(Excerpts from a figure dataset)
▬▬▬

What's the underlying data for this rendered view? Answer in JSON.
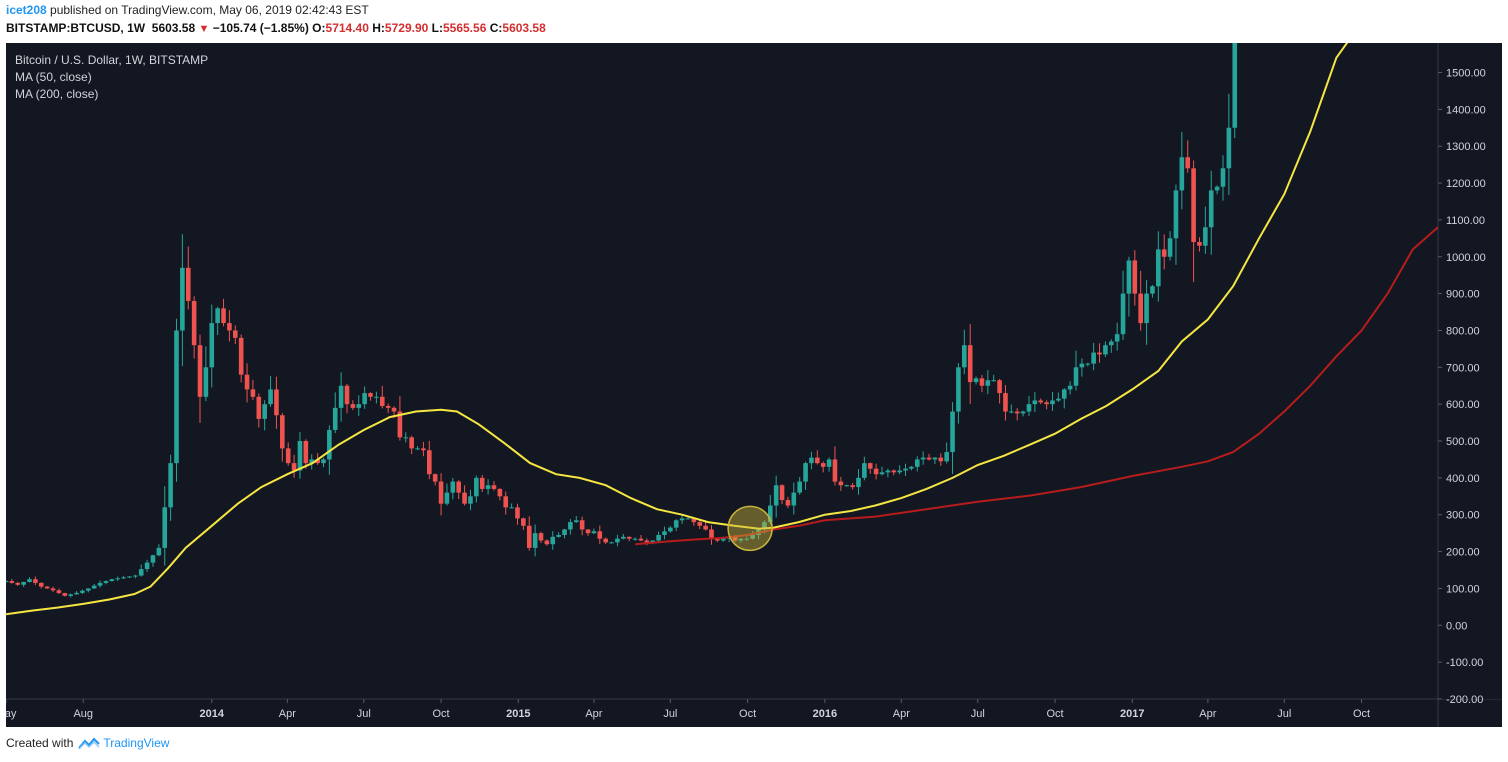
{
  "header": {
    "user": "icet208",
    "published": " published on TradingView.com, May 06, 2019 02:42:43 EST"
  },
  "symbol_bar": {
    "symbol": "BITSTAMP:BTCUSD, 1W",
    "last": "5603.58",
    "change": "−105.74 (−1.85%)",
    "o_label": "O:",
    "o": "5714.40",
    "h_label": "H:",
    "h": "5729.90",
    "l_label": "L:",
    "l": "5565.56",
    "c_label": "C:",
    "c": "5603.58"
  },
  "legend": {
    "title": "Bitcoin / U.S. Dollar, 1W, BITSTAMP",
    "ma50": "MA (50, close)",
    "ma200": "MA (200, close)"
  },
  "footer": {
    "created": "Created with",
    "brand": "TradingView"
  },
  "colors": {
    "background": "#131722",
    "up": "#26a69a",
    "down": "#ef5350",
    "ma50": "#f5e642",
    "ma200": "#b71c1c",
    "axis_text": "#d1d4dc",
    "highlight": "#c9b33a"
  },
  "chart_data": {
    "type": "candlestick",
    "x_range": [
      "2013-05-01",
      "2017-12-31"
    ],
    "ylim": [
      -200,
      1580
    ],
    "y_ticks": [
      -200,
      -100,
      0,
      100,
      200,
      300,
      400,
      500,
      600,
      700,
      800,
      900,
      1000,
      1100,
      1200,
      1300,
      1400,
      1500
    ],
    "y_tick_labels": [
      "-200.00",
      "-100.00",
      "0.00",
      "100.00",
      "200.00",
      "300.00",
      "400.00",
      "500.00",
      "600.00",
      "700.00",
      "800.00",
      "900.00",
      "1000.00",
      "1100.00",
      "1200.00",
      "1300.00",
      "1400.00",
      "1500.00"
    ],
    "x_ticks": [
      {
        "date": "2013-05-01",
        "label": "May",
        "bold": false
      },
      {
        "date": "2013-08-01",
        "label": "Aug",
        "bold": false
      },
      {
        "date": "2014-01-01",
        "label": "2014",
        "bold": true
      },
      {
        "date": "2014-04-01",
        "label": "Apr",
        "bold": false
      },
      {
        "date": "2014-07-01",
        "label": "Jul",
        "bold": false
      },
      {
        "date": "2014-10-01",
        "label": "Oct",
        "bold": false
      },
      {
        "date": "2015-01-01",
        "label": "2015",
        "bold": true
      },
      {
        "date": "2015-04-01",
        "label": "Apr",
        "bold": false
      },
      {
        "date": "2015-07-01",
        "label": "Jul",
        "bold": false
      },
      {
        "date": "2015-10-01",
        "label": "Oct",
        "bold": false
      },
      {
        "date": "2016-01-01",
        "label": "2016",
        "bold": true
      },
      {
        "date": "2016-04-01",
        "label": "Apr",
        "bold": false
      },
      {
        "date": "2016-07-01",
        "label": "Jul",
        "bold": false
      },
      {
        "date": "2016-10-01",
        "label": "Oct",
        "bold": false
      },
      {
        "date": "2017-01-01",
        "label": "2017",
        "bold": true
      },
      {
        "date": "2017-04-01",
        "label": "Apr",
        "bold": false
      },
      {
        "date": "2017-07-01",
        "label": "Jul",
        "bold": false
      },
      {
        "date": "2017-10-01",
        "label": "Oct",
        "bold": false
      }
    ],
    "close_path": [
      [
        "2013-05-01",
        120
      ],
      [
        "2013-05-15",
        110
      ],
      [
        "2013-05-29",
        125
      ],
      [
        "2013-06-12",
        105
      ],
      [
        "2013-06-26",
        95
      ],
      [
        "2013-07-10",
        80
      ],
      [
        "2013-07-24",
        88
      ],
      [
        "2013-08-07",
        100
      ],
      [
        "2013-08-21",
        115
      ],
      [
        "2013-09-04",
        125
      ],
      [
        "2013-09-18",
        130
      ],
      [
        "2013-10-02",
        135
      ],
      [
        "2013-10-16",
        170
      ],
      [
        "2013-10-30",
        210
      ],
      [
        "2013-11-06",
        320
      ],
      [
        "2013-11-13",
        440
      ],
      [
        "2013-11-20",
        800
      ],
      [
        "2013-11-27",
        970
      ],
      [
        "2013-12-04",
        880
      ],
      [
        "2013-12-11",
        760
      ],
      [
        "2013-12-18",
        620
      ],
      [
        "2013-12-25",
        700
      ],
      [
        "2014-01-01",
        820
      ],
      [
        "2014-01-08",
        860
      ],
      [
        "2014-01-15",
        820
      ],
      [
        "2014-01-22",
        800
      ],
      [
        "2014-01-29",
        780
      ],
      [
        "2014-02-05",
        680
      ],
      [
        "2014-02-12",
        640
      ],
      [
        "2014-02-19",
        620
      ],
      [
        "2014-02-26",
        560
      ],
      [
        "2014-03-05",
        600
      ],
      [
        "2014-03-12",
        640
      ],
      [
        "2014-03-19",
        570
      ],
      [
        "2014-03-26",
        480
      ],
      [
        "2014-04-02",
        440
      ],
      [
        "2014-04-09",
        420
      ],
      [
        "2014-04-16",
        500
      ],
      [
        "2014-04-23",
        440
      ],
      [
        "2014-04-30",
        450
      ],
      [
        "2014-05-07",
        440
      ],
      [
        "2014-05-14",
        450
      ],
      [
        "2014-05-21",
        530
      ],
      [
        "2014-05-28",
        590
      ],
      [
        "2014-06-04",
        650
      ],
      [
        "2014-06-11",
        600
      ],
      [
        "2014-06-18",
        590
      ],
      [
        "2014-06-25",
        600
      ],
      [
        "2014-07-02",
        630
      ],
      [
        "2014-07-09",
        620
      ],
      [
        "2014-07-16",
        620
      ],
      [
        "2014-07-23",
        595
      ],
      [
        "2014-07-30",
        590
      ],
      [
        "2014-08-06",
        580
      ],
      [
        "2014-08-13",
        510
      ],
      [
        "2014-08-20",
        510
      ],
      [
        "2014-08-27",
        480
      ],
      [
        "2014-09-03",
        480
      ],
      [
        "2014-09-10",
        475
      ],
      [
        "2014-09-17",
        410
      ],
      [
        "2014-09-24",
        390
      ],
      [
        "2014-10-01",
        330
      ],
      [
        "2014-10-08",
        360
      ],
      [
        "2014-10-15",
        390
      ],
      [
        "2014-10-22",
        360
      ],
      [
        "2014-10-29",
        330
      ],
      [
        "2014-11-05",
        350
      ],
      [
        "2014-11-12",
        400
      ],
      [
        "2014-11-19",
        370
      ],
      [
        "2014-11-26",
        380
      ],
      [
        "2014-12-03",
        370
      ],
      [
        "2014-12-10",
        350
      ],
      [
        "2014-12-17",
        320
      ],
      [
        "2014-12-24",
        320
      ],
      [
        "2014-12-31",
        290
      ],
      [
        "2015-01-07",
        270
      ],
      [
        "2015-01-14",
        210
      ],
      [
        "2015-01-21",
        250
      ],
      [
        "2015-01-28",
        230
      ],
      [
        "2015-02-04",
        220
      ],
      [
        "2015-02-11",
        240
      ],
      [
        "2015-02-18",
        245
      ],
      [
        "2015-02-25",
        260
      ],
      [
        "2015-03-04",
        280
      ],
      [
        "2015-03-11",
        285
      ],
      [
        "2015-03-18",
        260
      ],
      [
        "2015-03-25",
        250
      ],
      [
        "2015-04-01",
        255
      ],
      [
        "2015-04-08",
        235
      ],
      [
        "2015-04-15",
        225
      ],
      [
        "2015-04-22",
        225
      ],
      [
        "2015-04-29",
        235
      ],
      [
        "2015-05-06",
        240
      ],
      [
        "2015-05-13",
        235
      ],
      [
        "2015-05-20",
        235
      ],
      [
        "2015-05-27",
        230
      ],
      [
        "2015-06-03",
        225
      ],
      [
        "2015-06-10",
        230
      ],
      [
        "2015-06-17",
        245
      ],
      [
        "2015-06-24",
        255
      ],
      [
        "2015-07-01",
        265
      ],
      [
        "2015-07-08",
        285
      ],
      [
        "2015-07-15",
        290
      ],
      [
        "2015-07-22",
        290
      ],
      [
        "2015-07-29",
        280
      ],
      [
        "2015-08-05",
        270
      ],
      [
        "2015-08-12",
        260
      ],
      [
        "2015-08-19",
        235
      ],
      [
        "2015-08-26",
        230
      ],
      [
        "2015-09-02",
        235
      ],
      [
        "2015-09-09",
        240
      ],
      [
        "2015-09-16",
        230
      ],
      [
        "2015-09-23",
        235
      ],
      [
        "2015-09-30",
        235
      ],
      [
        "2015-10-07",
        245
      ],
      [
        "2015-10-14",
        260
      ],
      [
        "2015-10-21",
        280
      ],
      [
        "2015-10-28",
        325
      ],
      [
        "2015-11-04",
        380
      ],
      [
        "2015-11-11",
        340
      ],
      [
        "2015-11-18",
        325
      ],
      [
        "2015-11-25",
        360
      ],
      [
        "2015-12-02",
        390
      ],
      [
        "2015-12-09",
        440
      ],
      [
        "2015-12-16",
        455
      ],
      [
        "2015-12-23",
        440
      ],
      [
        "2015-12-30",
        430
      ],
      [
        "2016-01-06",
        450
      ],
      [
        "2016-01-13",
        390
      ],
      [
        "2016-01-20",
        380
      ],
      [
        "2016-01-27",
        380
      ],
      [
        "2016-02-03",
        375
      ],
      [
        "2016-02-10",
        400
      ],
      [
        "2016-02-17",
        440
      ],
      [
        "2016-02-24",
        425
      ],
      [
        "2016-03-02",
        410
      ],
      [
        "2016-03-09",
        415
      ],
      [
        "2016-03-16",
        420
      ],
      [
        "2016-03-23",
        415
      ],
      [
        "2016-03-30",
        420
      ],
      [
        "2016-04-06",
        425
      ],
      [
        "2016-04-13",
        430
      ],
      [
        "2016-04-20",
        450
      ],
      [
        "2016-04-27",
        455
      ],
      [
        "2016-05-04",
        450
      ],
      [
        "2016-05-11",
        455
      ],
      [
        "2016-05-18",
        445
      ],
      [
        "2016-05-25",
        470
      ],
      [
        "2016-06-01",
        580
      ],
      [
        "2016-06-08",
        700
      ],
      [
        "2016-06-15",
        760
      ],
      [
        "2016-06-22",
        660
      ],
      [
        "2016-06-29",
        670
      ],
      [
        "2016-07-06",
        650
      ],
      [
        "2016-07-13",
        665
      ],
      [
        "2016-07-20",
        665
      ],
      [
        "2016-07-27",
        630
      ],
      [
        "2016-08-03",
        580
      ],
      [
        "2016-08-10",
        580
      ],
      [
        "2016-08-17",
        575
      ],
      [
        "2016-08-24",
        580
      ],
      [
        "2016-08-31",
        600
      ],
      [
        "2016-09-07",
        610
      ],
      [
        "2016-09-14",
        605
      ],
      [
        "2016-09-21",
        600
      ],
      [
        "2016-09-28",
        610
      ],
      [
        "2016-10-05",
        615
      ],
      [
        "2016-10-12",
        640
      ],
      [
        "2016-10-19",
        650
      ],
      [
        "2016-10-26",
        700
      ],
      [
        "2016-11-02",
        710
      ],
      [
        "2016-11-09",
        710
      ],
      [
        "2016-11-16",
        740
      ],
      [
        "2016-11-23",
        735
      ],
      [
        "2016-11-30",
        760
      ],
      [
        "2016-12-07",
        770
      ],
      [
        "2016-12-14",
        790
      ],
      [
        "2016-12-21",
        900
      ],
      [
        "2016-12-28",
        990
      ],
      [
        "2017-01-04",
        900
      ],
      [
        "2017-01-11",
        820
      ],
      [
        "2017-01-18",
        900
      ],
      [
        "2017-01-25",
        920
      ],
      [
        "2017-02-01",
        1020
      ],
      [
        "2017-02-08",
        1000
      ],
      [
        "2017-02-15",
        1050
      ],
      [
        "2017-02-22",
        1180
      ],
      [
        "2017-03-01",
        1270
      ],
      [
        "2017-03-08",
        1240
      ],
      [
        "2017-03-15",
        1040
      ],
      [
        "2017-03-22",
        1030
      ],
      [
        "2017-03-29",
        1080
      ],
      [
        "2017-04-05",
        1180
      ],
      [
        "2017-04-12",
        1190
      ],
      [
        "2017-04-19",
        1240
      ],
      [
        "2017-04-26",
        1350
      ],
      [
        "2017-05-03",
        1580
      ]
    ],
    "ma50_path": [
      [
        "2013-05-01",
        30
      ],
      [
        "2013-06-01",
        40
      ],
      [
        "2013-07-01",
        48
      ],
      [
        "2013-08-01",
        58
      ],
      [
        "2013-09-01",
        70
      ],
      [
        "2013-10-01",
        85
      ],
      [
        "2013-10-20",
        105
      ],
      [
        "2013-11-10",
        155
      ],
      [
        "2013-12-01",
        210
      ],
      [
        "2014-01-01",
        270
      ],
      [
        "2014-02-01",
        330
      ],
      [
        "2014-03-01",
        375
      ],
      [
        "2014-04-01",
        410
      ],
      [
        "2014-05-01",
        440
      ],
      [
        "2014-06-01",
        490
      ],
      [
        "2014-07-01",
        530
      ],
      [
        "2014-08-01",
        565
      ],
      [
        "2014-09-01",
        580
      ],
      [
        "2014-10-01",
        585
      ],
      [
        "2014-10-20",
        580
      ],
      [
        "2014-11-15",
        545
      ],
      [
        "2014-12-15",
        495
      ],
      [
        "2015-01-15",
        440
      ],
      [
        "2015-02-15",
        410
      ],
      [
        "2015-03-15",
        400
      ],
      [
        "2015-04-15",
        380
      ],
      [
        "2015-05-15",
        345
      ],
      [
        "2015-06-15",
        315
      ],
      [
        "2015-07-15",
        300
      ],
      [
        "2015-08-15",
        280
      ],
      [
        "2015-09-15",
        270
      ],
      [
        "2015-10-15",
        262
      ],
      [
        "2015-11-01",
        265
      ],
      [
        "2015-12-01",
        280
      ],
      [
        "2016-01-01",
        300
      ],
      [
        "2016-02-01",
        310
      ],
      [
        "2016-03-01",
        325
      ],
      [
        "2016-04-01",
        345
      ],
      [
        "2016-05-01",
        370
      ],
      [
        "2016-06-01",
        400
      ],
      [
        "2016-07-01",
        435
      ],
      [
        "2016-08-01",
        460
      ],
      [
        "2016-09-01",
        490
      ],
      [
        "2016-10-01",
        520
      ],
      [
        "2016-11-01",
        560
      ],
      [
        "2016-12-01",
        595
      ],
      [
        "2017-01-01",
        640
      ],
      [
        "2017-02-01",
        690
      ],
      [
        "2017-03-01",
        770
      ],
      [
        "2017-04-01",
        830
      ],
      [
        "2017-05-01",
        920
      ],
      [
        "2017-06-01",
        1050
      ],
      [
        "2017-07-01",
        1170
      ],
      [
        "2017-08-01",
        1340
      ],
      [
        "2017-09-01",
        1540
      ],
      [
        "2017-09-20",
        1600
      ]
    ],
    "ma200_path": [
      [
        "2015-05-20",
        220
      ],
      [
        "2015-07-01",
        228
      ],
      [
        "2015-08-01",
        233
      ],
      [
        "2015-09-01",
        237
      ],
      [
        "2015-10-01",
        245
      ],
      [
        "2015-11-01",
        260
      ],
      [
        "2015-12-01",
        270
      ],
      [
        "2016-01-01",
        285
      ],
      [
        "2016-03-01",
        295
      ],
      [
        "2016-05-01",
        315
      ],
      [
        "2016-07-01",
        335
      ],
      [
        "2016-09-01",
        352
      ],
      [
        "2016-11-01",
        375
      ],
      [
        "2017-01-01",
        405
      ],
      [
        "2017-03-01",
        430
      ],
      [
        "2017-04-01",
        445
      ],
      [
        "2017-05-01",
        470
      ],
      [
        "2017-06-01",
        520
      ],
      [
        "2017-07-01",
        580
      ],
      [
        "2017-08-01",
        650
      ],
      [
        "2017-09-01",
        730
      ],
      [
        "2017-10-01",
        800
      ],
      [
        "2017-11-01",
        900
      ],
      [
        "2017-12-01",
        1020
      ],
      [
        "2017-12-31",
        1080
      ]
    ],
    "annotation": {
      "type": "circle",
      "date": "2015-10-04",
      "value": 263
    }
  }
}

▬▬▬

**Task goal**:
Filter lines by "BITSTAMP" and return each hit.

**Expected answer**:
    "symbol": "BITSTAMP:BTCUSD, 1W",
    "title": "Bitcoin / U.S. Dollar, 1W, BITSTAMP",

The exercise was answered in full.